**AIM OF THE TASK**
Show all lines holding the string "using".

**SUPPLIED MATERIAL**
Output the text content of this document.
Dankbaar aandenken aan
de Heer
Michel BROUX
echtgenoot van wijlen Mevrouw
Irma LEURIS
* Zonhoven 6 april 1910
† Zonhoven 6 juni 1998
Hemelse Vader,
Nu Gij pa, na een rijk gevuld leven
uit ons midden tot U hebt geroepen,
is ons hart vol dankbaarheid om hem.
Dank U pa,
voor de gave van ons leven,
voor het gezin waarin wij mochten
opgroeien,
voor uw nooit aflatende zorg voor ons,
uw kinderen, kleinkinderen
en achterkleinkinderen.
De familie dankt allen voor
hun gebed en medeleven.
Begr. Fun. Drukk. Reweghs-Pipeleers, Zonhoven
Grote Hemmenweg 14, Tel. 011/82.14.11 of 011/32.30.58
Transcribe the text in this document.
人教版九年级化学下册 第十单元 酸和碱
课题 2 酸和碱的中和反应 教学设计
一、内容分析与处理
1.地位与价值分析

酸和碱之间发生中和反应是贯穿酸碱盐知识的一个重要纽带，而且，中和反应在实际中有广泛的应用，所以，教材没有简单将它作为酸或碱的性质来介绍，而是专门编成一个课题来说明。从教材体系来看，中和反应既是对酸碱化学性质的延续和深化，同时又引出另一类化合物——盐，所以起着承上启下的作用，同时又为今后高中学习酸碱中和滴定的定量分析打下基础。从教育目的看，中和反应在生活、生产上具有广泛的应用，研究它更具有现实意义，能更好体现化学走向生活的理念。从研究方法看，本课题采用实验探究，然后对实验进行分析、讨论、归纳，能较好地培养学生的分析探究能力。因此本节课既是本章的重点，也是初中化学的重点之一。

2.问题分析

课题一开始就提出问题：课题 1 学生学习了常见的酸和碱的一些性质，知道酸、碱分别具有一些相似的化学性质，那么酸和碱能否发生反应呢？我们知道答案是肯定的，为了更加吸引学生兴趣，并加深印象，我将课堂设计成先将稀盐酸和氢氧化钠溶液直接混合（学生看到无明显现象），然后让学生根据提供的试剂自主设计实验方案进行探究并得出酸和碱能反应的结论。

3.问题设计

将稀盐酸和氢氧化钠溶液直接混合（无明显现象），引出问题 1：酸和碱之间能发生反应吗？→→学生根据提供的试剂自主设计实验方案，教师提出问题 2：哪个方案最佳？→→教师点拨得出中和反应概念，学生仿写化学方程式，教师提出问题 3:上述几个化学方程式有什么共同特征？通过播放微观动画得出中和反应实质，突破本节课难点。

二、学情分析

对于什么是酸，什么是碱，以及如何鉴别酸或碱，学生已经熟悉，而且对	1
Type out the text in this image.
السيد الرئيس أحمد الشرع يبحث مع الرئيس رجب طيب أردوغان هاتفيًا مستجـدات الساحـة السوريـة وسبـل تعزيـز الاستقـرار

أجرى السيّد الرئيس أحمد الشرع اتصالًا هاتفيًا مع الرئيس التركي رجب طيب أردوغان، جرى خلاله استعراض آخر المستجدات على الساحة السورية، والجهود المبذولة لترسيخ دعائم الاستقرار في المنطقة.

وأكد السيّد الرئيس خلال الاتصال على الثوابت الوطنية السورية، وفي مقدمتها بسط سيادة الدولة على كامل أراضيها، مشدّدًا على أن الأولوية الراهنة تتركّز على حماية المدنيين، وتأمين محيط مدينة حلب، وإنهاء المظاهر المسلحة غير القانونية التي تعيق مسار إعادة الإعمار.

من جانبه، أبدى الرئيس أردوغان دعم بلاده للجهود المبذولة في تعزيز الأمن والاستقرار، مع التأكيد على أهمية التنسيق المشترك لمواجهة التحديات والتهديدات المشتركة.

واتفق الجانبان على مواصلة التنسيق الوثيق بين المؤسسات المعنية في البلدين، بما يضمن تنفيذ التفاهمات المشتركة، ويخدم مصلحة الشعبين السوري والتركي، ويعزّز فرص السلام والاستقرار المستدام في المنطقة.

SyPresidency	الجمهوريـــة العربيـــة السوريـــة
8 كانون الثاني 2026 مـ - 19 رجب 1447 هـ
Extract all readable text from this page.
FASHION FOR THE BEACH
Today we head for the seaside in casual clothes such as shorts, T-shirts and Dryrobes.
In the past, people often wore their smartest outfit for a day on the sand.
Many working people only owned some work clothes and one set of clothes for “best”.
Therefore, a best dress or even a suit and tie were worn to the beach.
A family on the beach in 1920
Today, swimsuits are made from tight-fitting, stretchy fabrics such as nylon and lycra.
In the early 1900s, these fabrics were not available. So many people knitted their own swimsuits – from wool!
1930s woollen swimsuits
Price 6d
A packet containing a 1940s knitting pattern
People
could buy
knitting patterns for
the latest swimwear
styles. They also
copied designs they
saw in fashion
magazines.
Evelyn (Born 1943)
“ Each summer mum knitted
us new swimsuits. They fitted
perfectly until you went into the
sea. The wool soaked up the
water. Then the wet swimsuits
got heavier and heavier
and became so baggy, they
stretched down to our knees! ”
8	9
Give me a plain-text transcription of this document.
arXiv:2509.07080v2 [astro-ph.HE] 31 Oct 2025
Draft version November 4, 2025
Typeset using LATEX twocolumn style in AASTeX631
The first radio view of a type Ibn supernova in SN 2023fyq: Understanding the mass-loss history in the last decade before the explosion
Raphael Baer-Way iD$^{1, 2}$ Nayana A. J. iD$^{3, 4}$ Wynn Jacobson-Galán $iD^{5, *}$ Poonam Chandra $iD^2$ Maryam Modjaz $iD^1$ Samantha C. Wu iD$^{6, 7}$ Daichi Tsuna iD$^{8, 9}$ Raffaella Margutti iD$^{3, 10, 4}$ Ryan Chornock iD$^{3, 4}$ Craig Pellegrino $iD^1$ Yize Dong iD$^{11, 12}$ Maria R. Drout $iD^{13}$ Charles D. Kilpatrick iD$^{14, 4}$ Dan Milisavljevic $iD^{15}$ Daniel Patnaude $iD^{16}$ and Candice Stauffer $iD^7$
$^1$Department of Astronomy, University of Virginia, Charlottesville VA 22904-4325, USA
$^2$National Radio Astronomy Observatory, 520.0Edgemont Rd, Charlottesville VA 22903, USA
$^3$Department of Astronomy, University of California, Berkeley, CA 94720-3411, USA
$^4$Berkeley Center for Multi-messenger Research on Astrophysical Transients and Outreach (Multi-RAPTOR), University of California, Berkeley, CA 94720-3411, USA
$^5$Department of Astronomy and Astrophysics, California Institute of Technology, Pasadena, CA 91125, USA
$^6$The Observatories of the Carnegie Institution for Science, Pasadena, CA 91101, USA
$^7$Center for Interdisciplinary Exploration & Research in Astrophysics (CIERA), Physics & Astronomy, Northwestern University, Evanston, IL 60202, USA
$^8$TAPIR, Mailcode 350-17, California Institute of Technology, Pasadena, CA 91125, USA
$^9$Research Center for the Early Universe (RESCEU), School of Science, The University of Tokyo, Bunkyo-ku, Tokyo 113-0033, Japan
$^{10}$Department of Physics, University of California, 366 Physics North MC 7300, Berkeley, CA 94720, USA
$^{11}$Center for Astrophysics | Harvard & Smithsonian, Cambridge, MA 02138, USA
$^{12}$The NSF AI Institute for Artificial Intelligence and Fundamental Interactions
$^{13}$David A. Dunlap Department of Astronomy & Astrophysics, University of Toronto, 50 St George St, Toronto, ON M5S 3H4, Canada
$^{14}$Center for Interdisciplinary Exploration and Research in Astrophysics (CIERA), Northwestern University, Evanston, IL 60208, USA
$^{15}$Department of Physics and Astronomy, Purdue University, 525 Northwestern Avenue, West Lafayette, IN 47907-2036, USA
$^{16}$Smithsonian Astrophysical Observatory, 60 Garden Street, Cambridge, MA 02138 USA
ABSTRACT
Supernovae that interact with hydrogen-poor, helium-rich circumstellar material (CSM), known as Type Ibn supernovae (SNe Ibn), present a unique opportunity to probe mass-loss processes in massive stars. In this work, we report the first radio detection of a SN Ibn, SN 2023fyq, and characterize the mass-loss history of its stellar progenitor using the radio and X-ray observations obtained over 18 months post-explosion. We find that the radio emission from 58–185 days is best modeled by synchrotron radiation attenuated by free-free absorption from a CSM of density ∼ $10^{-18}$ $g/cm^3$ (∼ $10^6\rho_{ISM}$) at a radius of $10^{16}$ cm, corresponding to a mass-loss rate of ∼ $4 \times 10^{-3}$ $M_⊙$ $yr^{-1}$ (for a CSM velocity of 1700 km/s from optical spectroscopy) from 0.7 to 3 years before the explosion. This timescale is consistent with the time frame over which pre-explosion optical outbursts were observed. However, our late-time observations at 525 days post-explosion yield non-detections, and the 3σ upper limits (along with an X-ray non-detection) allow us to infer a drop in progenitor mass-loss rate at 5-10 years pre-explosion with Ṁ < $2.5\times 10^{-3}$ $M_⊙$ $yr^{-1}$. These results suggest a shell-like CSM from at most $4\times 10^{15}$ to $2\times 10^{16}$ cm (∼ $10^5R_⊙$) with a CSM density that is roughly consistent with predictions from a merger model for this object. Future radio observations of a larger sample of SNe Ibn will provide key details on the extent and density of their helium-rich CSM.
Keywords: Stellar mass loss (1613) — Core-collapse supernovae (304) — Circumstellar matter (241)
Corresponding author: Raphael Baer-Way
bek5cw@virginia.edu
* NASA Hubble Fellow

**TASK OUTPUT**
Typeset using LATEX twocolumn style in AASTeX631
Supernovae that interact with hydrogen-poor, helium-rich circumstellar material (CSM), known as Type Ibn supernovae (SNe Ibn), present a unique opportunity to probe mass-loss processes in massive stars. In this work, we report the first radio detection of a SN Ibn, SN 2023fyq, and characterize the mass-loss history of its stellar progenitor using the radio and X-ray observations obtained over 18 months post-explosion. We find that the radio emission from 58–185 days is best modeled by synchrotron radiation attenuated by free-free absorption from a CSM of density ∼ $10^{-18}$ $g/cm^3$ (∼ $10^6\rho_{ISM}$) at a radius of $10^{16}$ cm, corresponding to a mass-loss rate of ∼ $4 \times 10^{-3}$ $M_⊙$ $yr^{-1}$ (for a CSM velocity of 1700 km/s from optical spectroscopy) from 0.7 to 3 years before the explosion. This timescale is consistent with the time frame over which pre-explosion optical outbursts were observed. However, our late-time observations at 525 days post-explosion yield non-detections, and the 3σ upper limits (along with an X-ray non-detection) allow us to infer a drop in progenitor mass-loss rate at 5-10 years pre-explosion with Ṁ < $2.5\times 10^{-3}$ $M_⊙$ $yr^{-1}$. These results suggest a shell-like CSM from at most $4\times 10^{15}$ to $2\times 10^{16}$ cm (∼ $10^5R_⊙$) with a CSM density that is roughly consistent with predictions from a merger model for this object. Future radio observations of a larger sample of SNe Ibn will provide key details on the extent and density of their helium-rich CSM.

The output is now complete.